**Task to complete**
Look through the listing and locate every line containing the word "color"; copy those lines.

**Data extract**
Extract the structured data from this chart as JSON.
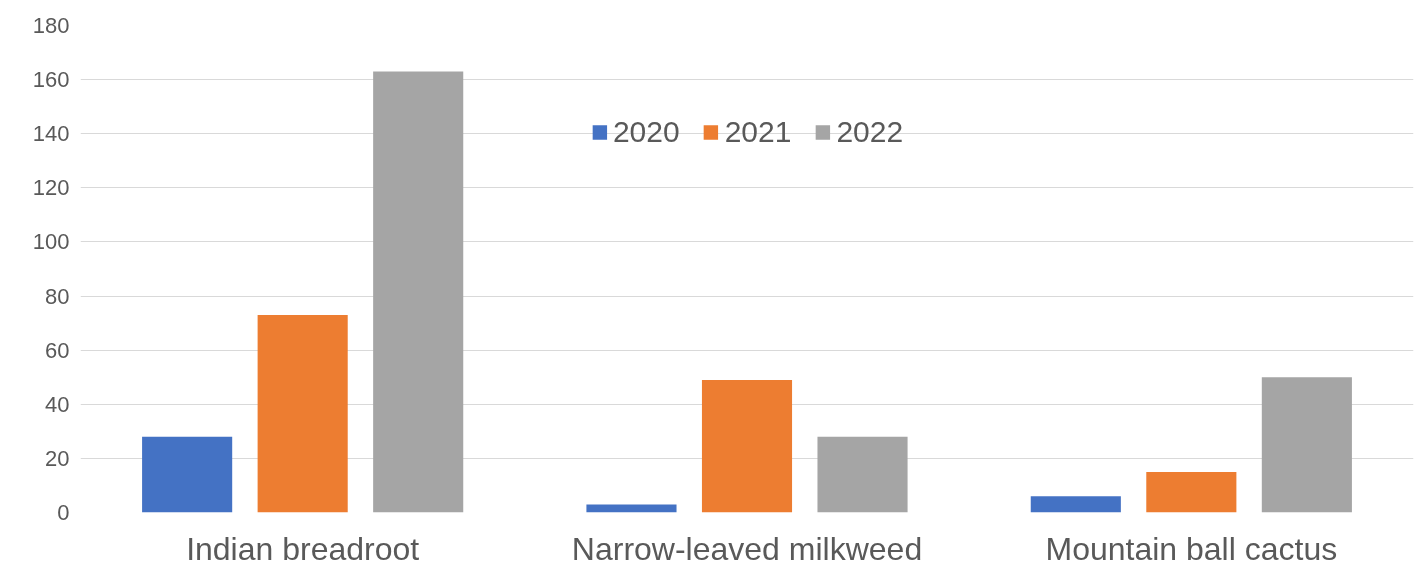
{
  "chart_data": {
    "type": "bar",
    "categories": [
      "Indian breadroot",
      "Narrow-leaved milkweed",
      "Mountain ball cactus"
    ],
    "series": [
      {
        "name": "2020",
        "color": "#4472c4",
        "values": [
          28,
          3,
          6
        ]
      },
      {
        "name": "2021",
        "color": "#ed7d31",
        "values": [
          73,
          49,
          15
        ]
      },
      {
        "name": "2022",
        "color": "#a5a5a5",
        "values": [
          163,
          28,
          50
        ]
      }
    ],
    "ylim": [
      0,
      180
    ],
    "yticks": [
      0,
      20,
      40,
      60,
      80,
      100,
      120,
      140,
      160,
      180
    ],
    "grid": "y",
    "legend": "top"
  }
}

**Task result**
        "color": "#4472c4",
        "color": "#ed7d31",
        "color": "#a5a5a5",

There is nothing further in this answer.